> _Your goal_
Each entry below is to be duplicated verbatim.

> _Given data_
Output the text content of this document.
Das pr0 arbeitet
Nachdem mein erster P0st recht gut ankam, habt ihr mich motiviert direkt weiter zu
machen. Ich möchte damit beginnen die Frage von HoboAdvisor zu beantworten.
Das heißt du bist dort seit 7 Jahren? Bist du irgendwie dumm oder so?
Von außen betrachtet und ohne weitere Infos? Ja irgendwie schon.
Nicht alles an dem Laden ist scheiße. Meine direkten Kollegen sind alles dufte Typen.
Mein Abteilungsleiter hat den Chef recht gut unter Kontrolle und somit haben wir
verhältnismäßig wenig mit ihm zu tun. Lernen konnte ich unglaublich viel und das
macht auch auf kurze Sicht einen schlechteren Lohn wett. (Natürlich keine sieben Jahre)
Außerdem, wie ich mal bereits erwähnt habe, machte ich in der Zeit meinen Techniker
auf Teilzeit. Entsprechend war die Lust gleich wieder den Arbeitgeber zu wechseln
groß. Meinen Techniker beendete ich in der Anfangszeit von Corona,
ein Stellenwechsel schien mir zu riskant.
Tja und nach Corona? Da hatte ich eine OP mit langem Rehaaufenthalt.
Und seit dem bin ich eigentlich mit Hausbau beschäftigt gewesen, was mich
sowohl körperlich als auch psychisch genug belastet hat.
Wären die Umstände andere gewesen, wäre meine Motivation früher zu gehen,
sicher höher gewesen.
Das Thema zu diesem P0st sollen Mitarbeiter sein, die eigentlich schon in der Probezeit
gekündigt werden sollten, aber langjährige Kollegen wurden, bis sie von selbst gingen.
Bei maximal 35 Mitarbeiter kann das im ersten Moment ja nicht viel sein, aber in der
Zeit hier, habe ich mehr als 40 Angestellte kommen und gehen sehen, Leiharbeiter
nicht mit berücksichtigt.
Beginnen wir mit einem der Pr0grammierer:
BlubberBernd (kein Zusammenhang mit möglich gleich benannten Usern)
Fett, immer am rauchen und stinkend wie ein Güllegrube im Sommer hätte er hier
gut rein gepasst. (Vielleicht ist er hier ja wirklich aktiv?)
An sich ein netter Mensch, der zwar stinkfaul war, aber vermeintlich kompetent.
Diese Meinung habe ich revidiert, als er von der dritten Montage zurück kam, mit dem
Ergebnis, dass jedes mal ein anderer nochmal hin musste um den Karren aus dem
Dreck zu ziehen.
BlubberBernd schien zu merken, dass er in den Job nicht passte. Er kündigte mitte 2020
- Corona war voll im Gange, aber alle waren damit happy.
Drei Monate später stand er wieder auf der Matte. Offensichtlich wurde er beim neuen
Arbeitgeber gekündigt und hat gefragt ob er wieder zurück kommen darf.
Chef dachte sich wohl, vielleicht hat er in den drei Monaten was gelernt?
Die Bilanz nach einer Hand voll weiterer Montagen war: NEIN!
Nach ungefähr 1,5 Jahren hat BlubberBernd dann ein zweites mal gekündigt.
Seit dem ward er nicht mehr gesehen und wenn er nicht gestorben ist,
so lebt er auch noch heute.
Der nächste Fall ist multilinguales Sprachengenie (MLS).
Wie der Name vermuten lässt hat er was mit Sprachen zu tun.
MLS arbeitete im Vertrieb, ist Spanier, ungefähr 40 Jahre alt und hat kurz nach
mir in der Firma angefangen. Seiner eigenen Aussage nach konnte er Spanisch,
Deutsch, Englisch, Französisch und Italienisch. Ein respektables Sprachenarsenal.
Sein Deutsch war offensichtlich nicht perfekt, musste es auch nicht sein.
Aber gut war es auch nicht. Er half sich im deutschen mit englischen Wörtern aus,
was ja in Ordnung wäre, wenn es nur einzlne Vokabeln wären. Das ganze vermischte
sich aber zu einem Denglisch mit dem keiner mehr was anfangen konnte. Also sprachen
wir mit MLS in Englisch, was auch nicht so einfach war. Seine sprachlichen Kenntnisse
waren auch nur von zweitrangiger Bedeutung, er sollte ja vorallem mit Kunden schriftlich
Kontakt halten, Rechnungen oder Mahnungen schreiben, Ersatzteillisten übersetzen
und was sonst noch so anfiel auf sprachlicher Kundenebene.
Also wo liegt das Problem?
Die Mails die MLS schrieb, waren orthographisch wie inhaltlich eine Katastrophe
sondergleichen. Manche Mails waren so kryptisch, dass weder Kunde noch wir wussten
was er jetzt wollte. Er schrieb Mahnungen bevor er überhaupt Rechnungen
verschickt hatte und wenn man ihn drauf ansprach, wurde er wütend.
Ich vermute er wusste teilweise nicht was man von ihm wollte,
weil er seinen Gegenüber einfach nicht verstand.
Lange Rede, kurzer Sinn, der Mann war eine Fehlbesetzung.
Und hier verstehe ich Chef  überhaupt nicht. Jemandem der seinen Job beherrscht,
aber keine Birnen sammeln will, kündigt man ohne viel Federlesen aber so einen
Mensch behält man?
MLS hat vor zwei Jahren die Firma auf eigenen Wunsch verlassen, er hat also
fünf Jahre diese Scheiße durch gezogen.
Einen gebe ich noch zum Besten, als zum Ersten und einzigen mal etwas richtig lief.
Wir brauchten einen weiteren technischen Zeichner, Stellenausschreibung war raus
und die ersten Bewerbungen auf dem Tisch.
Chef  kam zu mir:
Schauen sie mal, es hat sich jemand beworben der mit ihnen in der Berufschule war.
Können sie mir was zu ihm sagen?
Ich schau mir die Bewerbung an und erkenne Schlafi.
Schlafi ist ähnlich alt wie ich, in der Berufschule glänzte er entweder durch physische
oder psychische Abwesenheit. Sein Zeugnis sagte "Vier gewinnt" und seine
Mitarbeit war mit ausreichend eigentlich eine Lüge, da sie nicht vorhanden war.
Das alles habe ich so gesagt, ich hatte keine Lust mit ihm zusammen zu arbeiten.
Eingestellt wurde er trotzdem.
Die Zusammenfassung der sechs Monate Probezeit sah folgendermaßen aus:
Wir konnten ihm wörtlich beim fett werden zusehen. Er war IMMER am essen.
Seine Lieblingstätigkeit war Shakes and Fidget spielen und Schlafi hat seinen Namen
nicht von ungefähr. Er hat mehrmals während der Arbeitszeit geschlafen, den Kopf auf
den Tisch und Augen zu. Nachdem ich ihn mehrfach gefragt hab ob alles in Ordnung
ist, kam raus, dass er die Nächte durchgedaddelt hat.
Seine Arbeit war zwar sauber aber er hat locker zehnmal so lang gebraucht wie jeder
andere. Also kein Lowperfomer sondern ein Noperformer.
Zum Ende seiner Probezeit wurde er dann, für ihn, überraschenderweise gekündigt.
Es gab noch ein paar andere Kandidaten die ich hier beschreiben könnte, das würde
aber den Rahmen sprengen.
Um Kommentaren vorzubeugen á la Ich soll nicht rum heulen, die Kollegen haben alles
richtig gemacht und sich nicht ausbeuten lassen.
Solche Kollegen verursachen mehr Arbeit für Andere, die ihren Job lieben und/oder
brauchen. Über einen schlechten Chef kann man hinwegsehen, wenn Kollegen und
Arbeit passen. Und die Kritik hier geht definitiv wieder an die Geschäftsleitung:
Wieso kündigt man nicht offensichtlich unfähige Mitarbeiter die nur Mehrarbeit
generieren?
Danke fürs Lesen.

> _Full answer_
Output the text content of this document.
Das pr0 arbeitet
Nachdem mein erster P0st recht gut ankam, habt ihr mich motiviert direkt weiter zu
machen. Ich möchte damit beginnen die Frage von HoboAdvisor zu beantworten.
Das heißt du bist dort seit 7 Jahren? Bist du irgendwie dumm oder so?
Von außen betrachtet und ohne weitere Infos? Ja irgendwie schon.
Nicht alles an dem Laden ist scheiße. Meine direkten Kollegen sind alles dufte Typen.
Mein Abteilungsleiter hat den Chef recht gut unter Kontrolle und somit haben wir
verhältnismäßig wenig mit ihm zu tun. Lernen konnte ich unglaublich viel und das
macht auch auf kurze Sicht einen schlechteren Lohn wett. (Natürlich keine sieben Jahre)
Außerdem, wie ich mal bereits erwähnt habe, machte ich in der Zeit meinen Techniker
auf Teilzeit. Entsprechend war die Lust gleich wieder den Arbeitgeber zu wechseln
groß. Meinen Techniker beendete ich in der Anfangszeit von Corona,
ein Stellenwechsel schien mir zu riskant.
Tja und nach Corona? Da hatte ich eine OP mit langem Rehaaufenthalt.
Und seit dem bin ich eigentlich mit Hausbau beschäftigt gewesen, was mich
sowohl körperlich als auch psychisch genug belastet hat.
Wären die Umstände andere gewesen, wäre meine Motivation früher zu gehen,
sicher höher gewesen.
Das Thema zu diesem P0st sollen Mitarbeiter sein, die eigentlich schon in der Probezeit
gekündigt werden sollten, aber langjährige Kollegen wurden, bis sie von selbst gingen.
Bei maximal 35 Mitarbeiter kann das im ersten Moment ja nicht viel sein, aber in der
Zeit hier, habe ich mehr als 40 Angestellte kommen und gehen sehen, Leiharbeiter
nicht mit berücksichtigt.
Beginnen wir mit einem der Pr0grammierer:
BlubberBernd (kein Zusammenhang mit möglich gleich benannten Usern)
Fett, immer am rauchen und stinkend wie ein Güllegrube im Sommer hätte er hier
gut rein gepasst. (Vielleicht ist er hier ja wirklich aktiv?)
An sich ein netter Mensch, der zwar stinkfaul war, aber vermeintlich kompetent.
Diese Meinung habe ich revidiert, als er von der dritten Montage zurück kam, mit dem
Ergebnis, dass jedes mal ein anderer nochmal hin musste um den Karren aus dem
Dreck zu ziehen.
BlubberBernd schien zu merken, dass er in den Job nicht passte. Er kündigte mitte 2020
- Corona war voll im Gange, aber alle waren damit happy.
Drei Monate später stand er wieder auf der Matte. Offensichtlich wurde er beim neuen
Arbeitgeber gekündigt und hat gefragt ob er wieder zurück kommen darf.
Chef dachte sich wohl, vielleicht hat er in den drei Monaten was gelernt?
Die Bilanz nach einer Hand voll weiterer Montagen war: NEIN!
Nach ungefähr 1,5 Jahren hat BlubberBernd dann ein zweites mal gekündigt.
Seit dem ward er nicht mehr gesehen und wenn er nicht gestorben ist,
so lebt er auch noch heute.
Der nächste Fall ist multilinguales Sprachengenie (MLS).
Wie der Name vermuten lässt hat er was mit Sprachen zu tun.
MLS arbeitete im Vertrieb, ist Spanier, ungefähr 40 Jahre alt und hat kurz nach
mir in der Firma angefangen. Seiner eigenen Aussage nach konnte er Spanisch,
Deutsch, Englisch, Französisch und Italienisch. Ein respektables Sprachenarsenal.
Sein Deutsch war offensichtlich nicht perfekt, musste es auch nicht sein.
Aber gut war es auch nicht. Er half sich im deutschen mit englischen Wörtern aus,
was ja in Ordnung wäre, wenn es nur einzlne Vokabeln wären. Das ganze vermischte
sich aber zu einem Denglisch mit dem keiner mehr was anfangen konnte. Also sprachen
wir mit MLS in Englisch, was auch nicht so einfach war. Seine sprachlichen Kenntnisse
waren auch nur von zweitrangiger Bedeutung, er sollte ja vorallem mit Kunden schriftlich
Kontakt halten, Rechnungen oder Mahnungen schreiben, Ersatzteillisten übersetzen
und was sonst noch so anfiel auf sprachlicher Kundenebene.
Also wo liegt das Problem?
Die Mails die MLS schrieb, waren orthographisch wie inhaltlich eine Katastrophe
sondergleichen. Manche Mails waren so kryptisch, dass weder Kunde noch wir wussten
was er jetzt wollte. Er schrieb Mahnungen bevor er überhaupt Rechnungen
verschickt hatte und wenn man ihn drauf ansprach, wurde er wütend.
Ich vermute er wusste teilweise nicht was man von ihm wollte,
weil er seinen Gegenüber einfach nicht verstand.
Lange Rede, kurzer Sinn, der Mann war eine Fehlbesetzung.
Und hier verstehe ich Chef  überhaupt nicht. Jemandem der seinen Job beherrscht,
aber keine Birnen sammeln will, kündigt man ohne viel Federlesen aber so einen
Mensch behält man?
MLS hat vor zwei Jahren die Firma auf eigenen Wunsch verlassen, er hat also
fünf Jahre diese Scheiße durch gezogen.
Einen gebe ich noch zum Besten, als zum Ersten und einzigen mal etwas richtig lief.
Wir brauchten einen weiteren technischen Zeichner, Stellenausschreibung war raus
und die ersten Bewerbungen auf dem Tisch.
Chef  kam zu mir:
Schauen sie mal, es hat sich jemand beworben der mit ihnen in der Berufschule war.
Können sie mir was zu ihm sagen?
Ich schau mir die Bewerbung an und erkenne Schlafi.
Schlafi ist ähnlich alt wie ich, in der Berufschule glänzte er entweder durch physische
oder psychische Abwesenheit. Sein Zeugnis sagte "Vier gewinnt" und seine
Mitarbeit war mit ausreichend eigentlich eine Lüge, da sie nicht vorhanden war.
Das alles habe ich so gesagt, ich hatte keine Lust mit ihm zusammen zu arbeiten.
Eingestellt wurde er trotzdem.
Die Zusammenfassung der sechs Monate Probezeit sah folgendermaßen aus:
Wir konnten ihm wörtlich beim fett werden zusehen. Er war IMMER am essen.
Seine Lieblingstätigkeit war Shakes and Fidget spielen und Schlafi hat seinen Namen
nicht von ungefähr. Er hat mehrmals während der Arbeitszeit geschlafen, den Kopf auf
den Tisch und Augen zu. Nachdem ich ihn mehrfach gefragt hab ob alles in Ordnung
ist, kam raus, dass er die Nächte durchgedaddelt hat.
Seine Arbeit war zwar sauber aber er hat locker zehnmal so lang gebraucht wie jeder
andere. Also kein Lowperfomer sondern ein Noperformer.
Zum Ende seiner Probezeit wurde er dann, für ihn, überraschenderweise gekündigt.
Es gab noch ein paar andere Kandidaten die ich hier beschreiben könnte, das würde
aber den Rahmen sprengen.
Um Kommentaren vorzubeugen á la Ich soll nicht rum heulen, die Kollegen haben alles
richtig gemacht und sich nicht ausbeuten lassen.
Solche Kollegen verursachen mehr Arbeit für Andere, die ihren Job lieben und/oder
brauchen. Über einen schlechten Chef kann man hinwegsehen, wenn Kollegen und
Arbeit passen. Und die Kritik hier geht definitiv wieder an die Geschäftsleitung:
Wieso kündigt man nicht offensichtlich unfähige Mitarbeiter die nur Mehrarbeit
generieren?
Danke fürs Lesen.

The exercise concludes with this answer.